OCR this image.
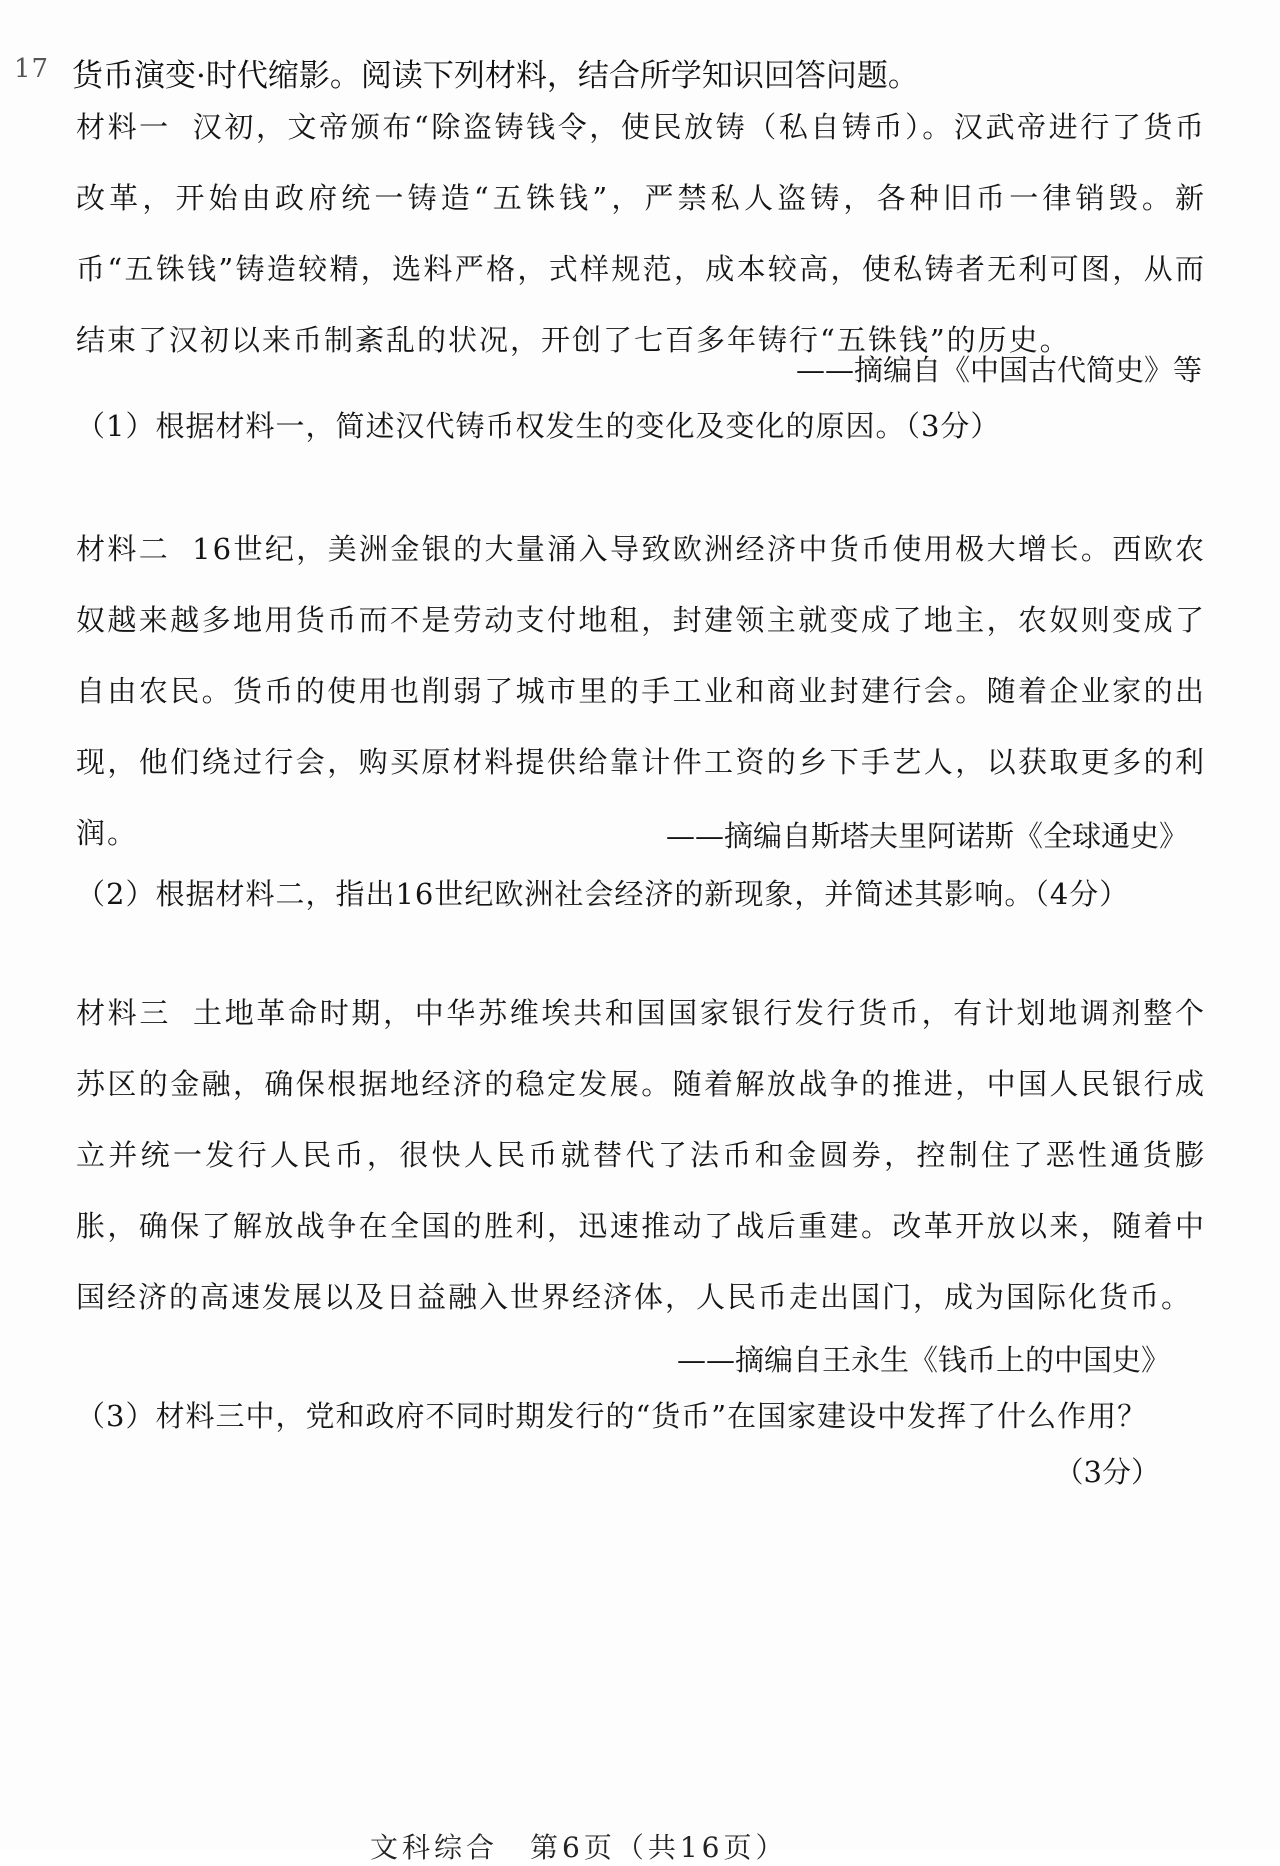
17 货币演变·时代缩影。阅读下列材料，结合所学知识回答问题。
材料一 汉初，文帝颁布“除盗铸钱令，使民放铸（私自铸币）。汉武帝进行了货币改革，开始由政府统一铸造“五铢钱”，严禁私人盗铸，各种旧币一律销毁。新币“五铢钱”铸造较精，选料严格，式样规范，成本较高，使私铸者无利可图，从而结束了汉初以来币制紊乱的状况，开创了七百多年铸行“五铢钱”的历史。
——摘编自《中国古代简史》等
（1）根据材料一，简述汉代铸币权发生的变化及变化的原因。（3分）
材料二 16世纪，美洲金银的大量涌入导致欧洲经济中货币使用极大增长。西欧农奴越来越多地用货币而不是劳动支付地租，封建领主就变成了地主，农奴则变成了自由农民。货币的使用也削弱了城市里的手工业和商业封建行会。随着企业家的出现，他们绕过行会，购买原材料提供给靠计件工资的乡下手艺人，以获取更多的利润。	——摘编自斯塔夫里阿诺斯《全球通史》
（2）根据材料二，指出16世纪欧洲社会经济的新现象，并简述其影响。（4分）
材料三 土地革命时期，中华苏维埃共和国国家银行发行货币，有计划地调剂整个苏区的金融，确保根据地经济的稳定发展。随着解放战争的推进，中国人民银行成立并统一发行人民币，很快人民币就替代了法币和金圆券，控制住了恶性通货膨胀，确保了解放战争在全国的胜利，迅速推动了战后重建。改革开放以来，随着中国经济的高速发展以及日益融入世界经济体，人民币走出国门，成为国际化货币。
——摘编自王永生《钱币上的中国史》
（3）材料三中，党和政府不同时期发行的“货币”在国家建设中发挥了什么作用？
（3分）
文科综合　第6页（共16页）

**REQUIREMENT**: Restate each entry word for word, please, but drop any images it holds.

**RESULT**:
OCR this image.
17 货币演变·时代缩影。阅读下列材料，结合所学知识回答问题。
材料一 汉初，文帝颁布“除盗铸钱令，使民放铸（私自铸币）。汉武帝进行了货币改革，开始由政府统一铸造“五铢钱”，严禁私人盗铸，各种旧币一律销毁。新币“五铢钱”铸造较精，选料严格，式样规范，成本较高，使私铸者无利可图，从而结束了汉初以来币制紊乱的状况，开创了七百多年铸行“五铢钱”的历史。
——摘编自《中国古代简史》等
（1）根据材料一，简述汉代铸币权发生的变化及变化的原因。（3分）
材料二 16世纪，美洲金银的大量涌入导致欧洲经济中货币使用极大增长。西欧农奴越来越多地用货币而不是劳动支付地租，封建领主就变成了地主，农奴则变成了自由农民。货币的使用也削弱了城市里的手工业和商业封建行会。随着企业家的出现，他们绕过行会，购买原材料提供给靠计件工资的乡下手艺人，以获取更多的利润。	——摘编自斯塔夫里阿诺斯《全球通史》
（2）根据材料二，指出16世纪欧洲社会经济的新现象，并简述其影响。（4分）
材料三 土地革命时期，中华苏维埃共和国国家银行发行货币，有计划地调剂整个苏区的金融，确保根据地经济的稳定发展。随着解放战争的推进，中国人民银行成立并统一发行人民币，很快人民币就替代了法币和金圆券，控制住了恶性通货膨胀，确保了解放战争在全国的胜利，迅速推动了战后重建。改革开放以来，随着中国经济的高速发展以及日益融入世界经济体，人民币走出国门，成为国际化货币。
——摘编自王永生《钱币上的中国史》
（3）材料三中，党和政府不同时期发行的“货币”在国家建设中发挥了什么作用？
（3分）
文科综合　第6页（共16页）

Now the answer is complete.